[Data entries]
** START **

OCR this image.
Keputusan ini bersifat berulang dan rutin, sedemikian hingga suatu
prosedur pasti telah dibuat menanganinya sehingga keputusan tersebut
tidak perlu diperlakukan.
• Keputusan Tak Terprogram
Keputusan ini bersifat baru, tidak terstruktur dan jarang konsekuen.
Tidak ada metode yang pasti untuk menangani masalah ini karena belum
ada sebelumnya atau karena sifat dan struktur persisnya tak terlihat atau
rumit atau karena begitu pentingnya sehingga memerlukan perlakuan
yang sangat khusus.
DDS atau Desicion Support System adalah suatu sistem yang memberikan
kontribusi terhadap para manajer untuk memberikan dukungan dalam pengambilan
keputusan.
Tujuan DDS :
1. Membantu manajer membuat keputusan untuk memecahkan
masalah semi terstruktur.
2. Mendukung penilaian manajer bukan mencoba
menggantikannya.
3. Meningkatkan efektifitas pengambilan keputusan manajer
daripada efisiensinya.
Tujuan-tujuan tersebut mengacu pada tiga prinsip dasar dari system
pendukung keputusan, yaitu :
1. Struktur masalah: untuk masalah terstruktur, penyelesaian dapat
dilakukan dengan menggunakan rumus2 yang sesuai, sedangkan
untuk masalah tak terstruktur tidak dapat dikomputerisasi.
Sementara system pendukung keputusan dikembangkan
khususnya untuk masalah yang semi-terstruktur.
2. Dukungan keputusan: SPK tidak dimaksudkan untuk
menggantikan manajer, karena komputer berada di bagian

** END **

▶ _INSTRUCTIONS TO FOLLOW_
Go through the listing above and restate it word for word.

▶ _TASK RESPONSE_
OCR this image.
Keputusan ini bersifat berulang dan rutin, sedemikian hingga suatu
prosedur pasti telah dibuat menanganinya sehingga keputusan tersebut
tidak perlu diperlakukan.
• Keputusan Tak Terprogram
Keputusan ini bersifat baru, tidak terstruktur dan jarang konsekuen.
Tidak ada metode yang pasti untuk menangani masalah ini karena belum
ada sebelumnya atau karena sifat dan struktur persisnya tak terlihat atau
rumit atau karena begitu pentingnya sehingga memerlukan perlakuan
yang sangat khusus.
DDS atau Desicion Support System adalah suatu sistem yang memberikan
kontribusi terhadap para manajer untuk memberikan dukungan dalam pengambilan
keputusan.
Tujuan DDS :
1. Membantu manajer membuat keputusan untuk memecahkan
masalah semi terstruktur.
2. Mendukung penilaian manajer bukan mencoba
menggantikannya.
3. Meningkatkan efektifitas pengambilan keputusan manajer
daripada efisiensinya.
Tujuan-tujuan tersebut mengacu pada tiga prinsip dasar dari system
pendukung keputusan, yaitu :
1. Struktur masalah: untuk masalah terstruktur, penyelesaian dapat
dilakukan dengan menggunakan rumus2 yang sesuai, sedangkan
untuk masalah tak terstruktur tidak dapat dikomputerisasi.
Sementara system pendukung keputusan dikembangkan
khususnya untuk masalah yang semi-terstruktur.
2. Dukungan keputusan: SPK tidak dimaksudkan untuk
menggantikan manajer, karena komputer berada di bagian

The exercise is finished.